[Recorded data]
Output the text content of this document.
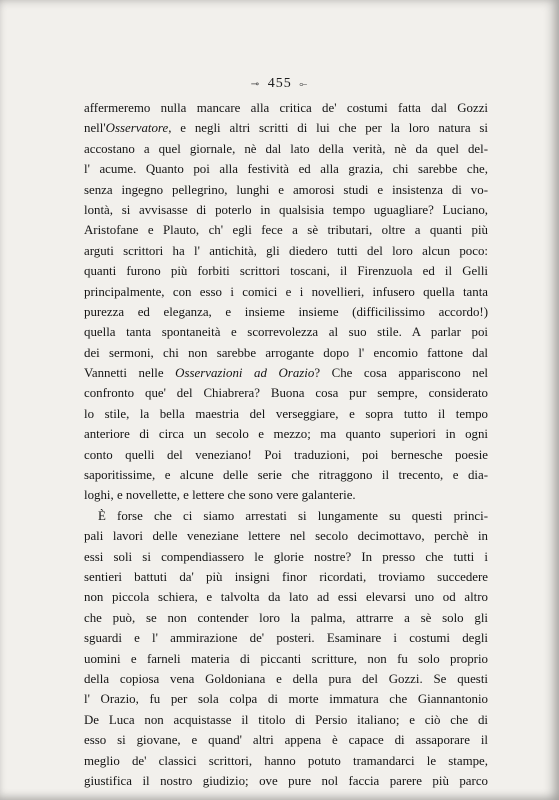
⊸ 455 ⟜
affermeremo nulla mancare alla critica de' costumi fatta dal Gozzi
nell'Osservatore, e negli altri scritti di lui che per la loro natura si
accostano a quel giornale, nè dal lato della verità, nè da quel del-
l' acume. Quanto poi alla festività ed alla grazia, chi sarebbe che,
senza ingegno pellegrino, lunghi e amorosi studi e insistenza di vo-
lontà, si avvisasse di poterlo in qualsisia tempo uguagliare? Luciano,
Aristofane e Plauto, ch' egli fece a sè tributari, oltre a quanti più
arguti scrittori ha l' antichità, gli diedero tutti del loro alcun poco:
quanti furono più forbiti scrittori toscani, il Firenzuola ed il Gelli
principalmente, con esso i comici e i novellieri, infusero quella tanta
purezza ed eleganza, e insieme insieme (difficilissimo accordo!)
quella tanta spontaneità e scorrevolezza al suo stile. A parlar poi
dei sermoni, chi non sarebbe arrogante dopo l' encomio fattone dal
Vannetti nelle Osservazioni ad Orazio? Che cosa appariscono nel
confronto que' del Chiabrera? Buona cosa pur sempre, considerato
lo stile, la bella maestria del verseggiare, e sopra tutto il tempo
anteriore di circa un secolo e mezzo; ma quanto superiori in ogni
conto quelli del veneziano! Poi traduzioni, poi bernesche poesie
saporitissime, e alcune delle serie che ritraggono il trecento, e dia-
loghi, e novellette, e lettere che sono vere galanterie.
È forse che ci siamo arrestati si lungamente su questi princi-
pali lavori delle veneziane lettere nel secolo decimottavo, perchè in
essi soli si compendiassero le glorie nostre? In presso che tutti i
sentieri battuti da' più insigni finor ricordati, troviamo succedere
non piccola schiera, e talvolta da lato ad essi elevarsi uno od altro
che può, se non contender loro la palma, attrarre a sè solo gli
sguardi e l' ammirazione de' posteri. Esaminare i costumi degli
uomini e farneli materia di piccanti scritture, non fu solo proprio
della copiosa vena Goldoniana e della pura del Gozzi. Se questi
l' Orazio, fu per sola colpa di morte immatura che Giannantonio
De Luca non acquistasse il titolo di Persio italiano; e ciò che di
esso si giovane, e quand' altri appena è capace di assaporare il
meglio de' classici scrittori, hanno potuto tramandarci le stampe,
giustifica il nostro giudizio; ove pure nol faccia parere più parco
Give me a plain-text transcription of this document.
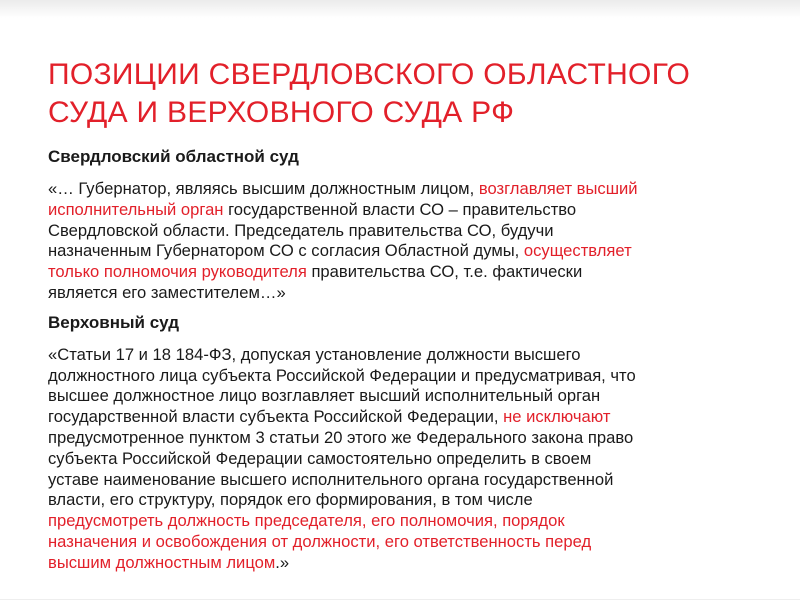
ПОЗИЦИИ СВЕРДЛОВСКОГО ОБЛАСТНОГО
СУДА И ВЕРХОВНОГО СУДА РФ
Свердловский областной суд
«… Губернатор, являясь высшим должностным лицом, возглавляет высший
исполнительный орган государственной власти СО – правительство
Свердловской области. Председатель правительства СО, будучи
назначенным Губернатором СО с согласия Областной думы, осуществляет
только полномочия руководителя правительства СО, т.е. фактически
является его заместителем…»
Верховный суд
«Статьи 17 и 18 184-ФЗ, допуская установление должности высшего
должностного лица субъекта Российской Федерации и предусматривая, что
высшее должностное лицо возглавляет высший исполнительный орган
государственной власти субъекта Российской Федерации, не исключают
предусмотренное пунктом 3 статьи 20 этого же Федерального закона право
субъекта Российской Федерации самостоятельно определить в своем
уставе наименование высшего исполнительного органа государственной
власти, его структуру, порядок его формирования, в том числе
предусмотреть должность председателя, его полномочия, порядок
назначения и освобождения от должности, его ответственность перед
высшим должностным лицом.»
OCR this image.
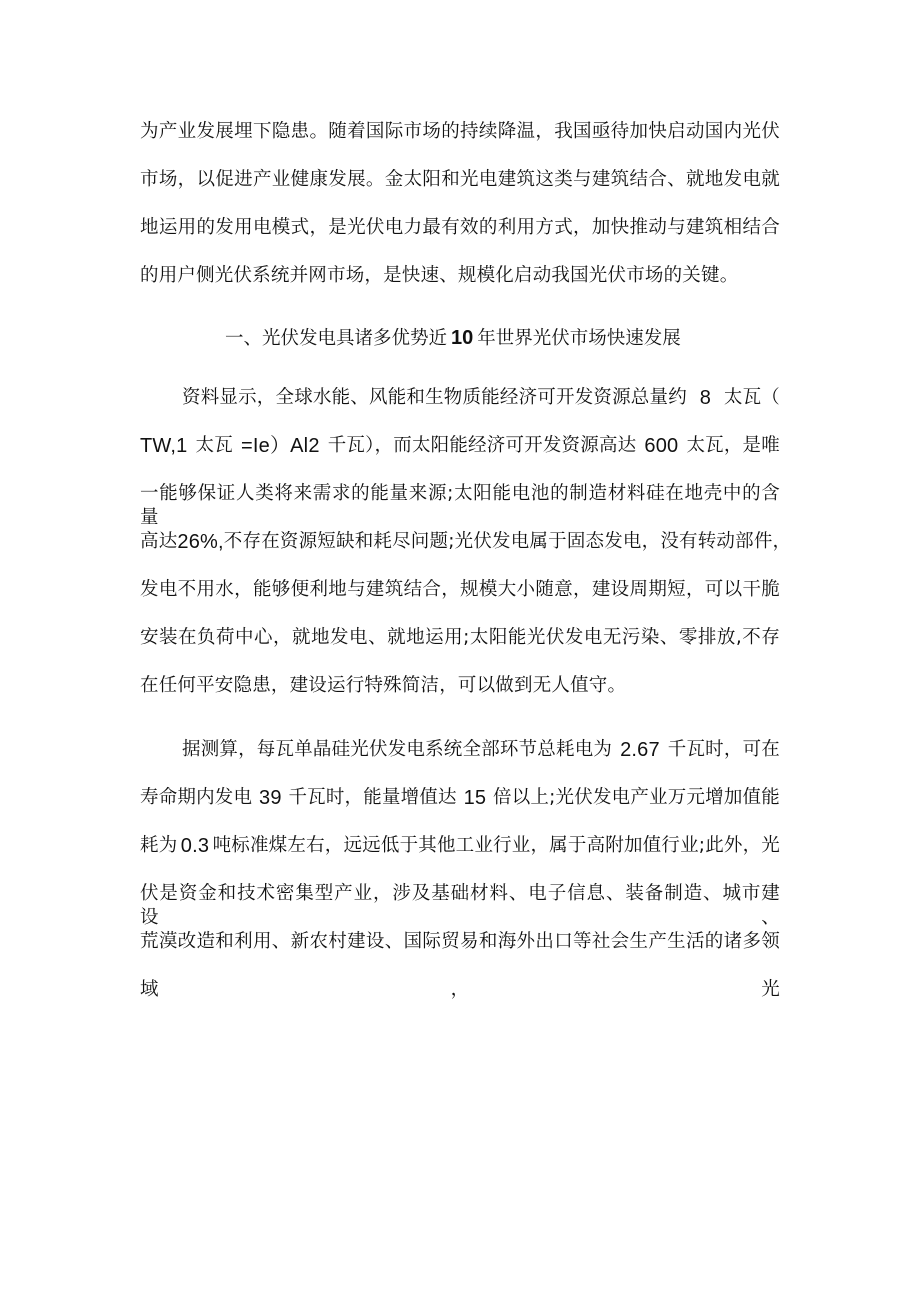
为产业发展埋下隐患。随着国际市场的持续降温，我国亟待加快启动国内光伏
市场，以促进产业健康发展。金太阳和光电建筑这类与建筑结合、就地发电就
地运用的发用电模式，是光伏电力最有效的利用方式，加快推动与建筑相结合
的用户侧光伏系统并网市场，是快速、规模化启动我国光伏市场的关键。
一、光伏发电具诸多优势近 10 年世界光伏市场快速发展
资料显示，全球水能、风能和生物质能经济可开发资源总量约 8 太瓦（
TW,1 太瓦 =Ie）Al2 千瓦），而太阳能经济可开发资源高达 600 太瓦，是唯
一能够保证人类将来需求的能量来源;太阳能电池的制造材料硅在地壳中的含量
高达 26%, 不存在资源短缺和耗尽问题;光伏发电属于固态发电，没有转动部件，
发电不用水，能够便利地与建筑结合，规模大小随意，建设周期短，可以干脆
安装在负荷中心，就地发电、就地运用;太阳能光伏发电无污染、零排放,不存
在任何平安隐患，建设运行特殊简洁，可以做到无人值守。
据测算，每瓦单晶硅光伏发电系统全部环节总耗电为 2.67 千瓦时，可在
寿命期内发电 39 千瓦时，能量增值达 15 倍以上;光伏发电产业万元增加值能
耗为 0.3 吨标准煤左右，远远低于其他工业行业，属于高附加值行业;此外，光
伏是资金和技术密集型产业，涉及基础材料、电子信息、装备制造、城市建设、
荒漠改造和利用、新农村建设、国际贸易和海外出口等社会生产生活的诸多领
域	，	光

## Your task
Copy every line above word for word and exclude the pictures.

## Exercise result
Output the text content of this document.
⊸ 455 ⟜
affermeremo nulla mancare alla critica de' costumi fatta dal Gozzi
nell'Osservatore, e negli altri scritti di lui che per la loro natura si
accostano a quel giornale, nè dal lato della verità, nè da quel del-
l' acume. Quanto poi alla festività ed alla grazia, chi sarebbe che,
senza ingegno pellegrino, lunghi e amorosi studi e insistenza di vo-
lontà, si avvisasse di poterlo in qualsisia tempo uguagliare? Luciano,
Aristofane e Plauto, ch' egli fece a sè tributari, oltre a quanti più
arguti scrittori ha l' antichità, gli diedero tutti del loro alcun poco:
quanti furono più forbiti scrittori toscani, il Firenzuola ed il Gelli
principalmente, con esso i comici e i novellieri, infusero quella tanta
purezza ed eleganza, e insieme insieme (difficilissimo accordo!)
quella tanta spontaneità e scorrevolezza al suo stile. A parlar poi
dei sermoni, chi non sarebbe arrogante dopo l' encomio fattone dal
Vannetti nelle Osservazioni ad Orazio? Che cosa appariscono nel
confronto que' del Chiabrera? Buona cosa pur sempre, considerato
lo stile, la bella maestria del verseggiare, e sopra tutto il tempo
anteriore di circa un secolo e mezzo; ma quanto superiori in ogni
conto quelli del veneziano! Poi traduzioni, poi bernesche poesie
saporitissime, e alcune delle serie che ritraggono il trecento, e dia-
loghi, e novellette, e lettere che sono vere galanterie.
È forse che ci siamo arrestati si lungamente su questi princi-
pali lavori delle veneziane lettere nel secolo decimottavo, perchè in
essi soli si compendiassero le glorie nostre? In presso che tutti i
sentieri battuti da' più insigni finor ricordati, troviamo succedere
non piccola schiera, e talvolta da lato ad essi elevarsi uno od altro
che può, se non contender loro la palma, attrarre a sè solo gli
sguardi e l' ammirazione de' posteri. Esaminare i costumi degli
uomini e farneli materia di piccanti scritture, non fu solo proprio
della copiosa vena Goldoniana e della pura del Gozzi. Se questi
l' Orazio, fu per sola colpa di morte immatura che Giannantonio
De Luca non acquistasse il titolo di Persio italiano; e ciò che di
esso si giovane, e quand' altri appena è capace di assaporare il
meglio de' classici scrittori, hanno potuto tramandarci le stampe,
giustifica il nostro giudizio; ove pure nol faccia parere più parco
Give me a plain-text transcription of this document.
ПОЗИЦИИ СВЕРДЛОВСКОГО ОБЛАСТНОГО
СУДА И ВЕРХОВНОГО СУДА РФ
Свердловский областной суд
«… Губернатор, являясь высшим должностным лицом, возглавляет высший
исполнительный орган государственной власти СО – правительство
Свердловской области. Председатель правительства СО, будучи
назначенным Губернатором СО с согласия Областной думы, осуществляет
только полномочия руководителя правительства СО, т.е. фактически
является его заместителем…»
Верховный суд
«Статьи 17 и 18 184-ФЗ, допуская установление должности высшего
должностного лица субъекта Российской Федерации и предусматривая, что
высшее должностное лицо возглавляет высший исполнительный орган
государственной власти субъекта Российской Федерации, не исключают
предусмотренное пунктом 3 статьи 20 этого же Федерального закона право
субъекта Российской Федерации самостоятельно определить в своем
уставе наименование высшего исполнительного органа государственной
власти, его структуру, порядок его формирования, в том числе
предусмотреть должность председателя, его полномочия, порядок
назначения и освобождения от должности, его ответственность перед
высшим должностным лицом.»
OCR this image.
为产业发展埋下隐患。随着国际市场的持续降温，我国亟待加快启动国内光伏
市场，以促进产业健康发展。金太阳和光电建筑这类与建筑结合、就地发电就
地运用的发用电模式，是光伏电力最有效的利用方式，加快推动与建筑相结合
的用户侧光伏系统并网市场，是快速、规模化启动我国光伏市场的关键。
一、光伏发电具诸多优势近 10 年世界光伏市场快速发展
资料显示，全球水能、风能和生物质能经济可开发资源总量约 8 太瓦（
TW,1 太瓦 =Ie）Al2 千瓦），而太阳能经济可开发资源高达 600 太瓦，是唯
一能够保证人类将来需求的能量来源;太阳能电池的制造材料硅在地壳中的含量
高达 26%, 不存在资源短缺和耗尽问题;光伏发电属于固态发电，没有转动部件，
发电不用水，能够便利地与建筑结合，规模大小随意，建设周期短，可以干脆
安装在负荷中心，就地发电、就地运用;太阳能光伏发电无污染、零排放,不存
在任何平安隐患，建设运行特殊简洁，可以做到无人值守。
据测算，每瓦单晶硅光伏发电系统全部环节总耗电为 2.67 千瓦时，可在
寿命期内发电 39 千瓦时，能量增值达 15 倍以上;光伏发电产业万元增加值能
耗为 0.3 吨标准煤左右，远远低于其他工业行业，属于高附加值行业;此外，光
伏是资金和技术密集型产业，涉及基础材料、电子信息、装备制造、城市建设、
荒漠改造和利用、新农村建设、国际贸易和海外出口等社会生产生活的诸多领
域	，	光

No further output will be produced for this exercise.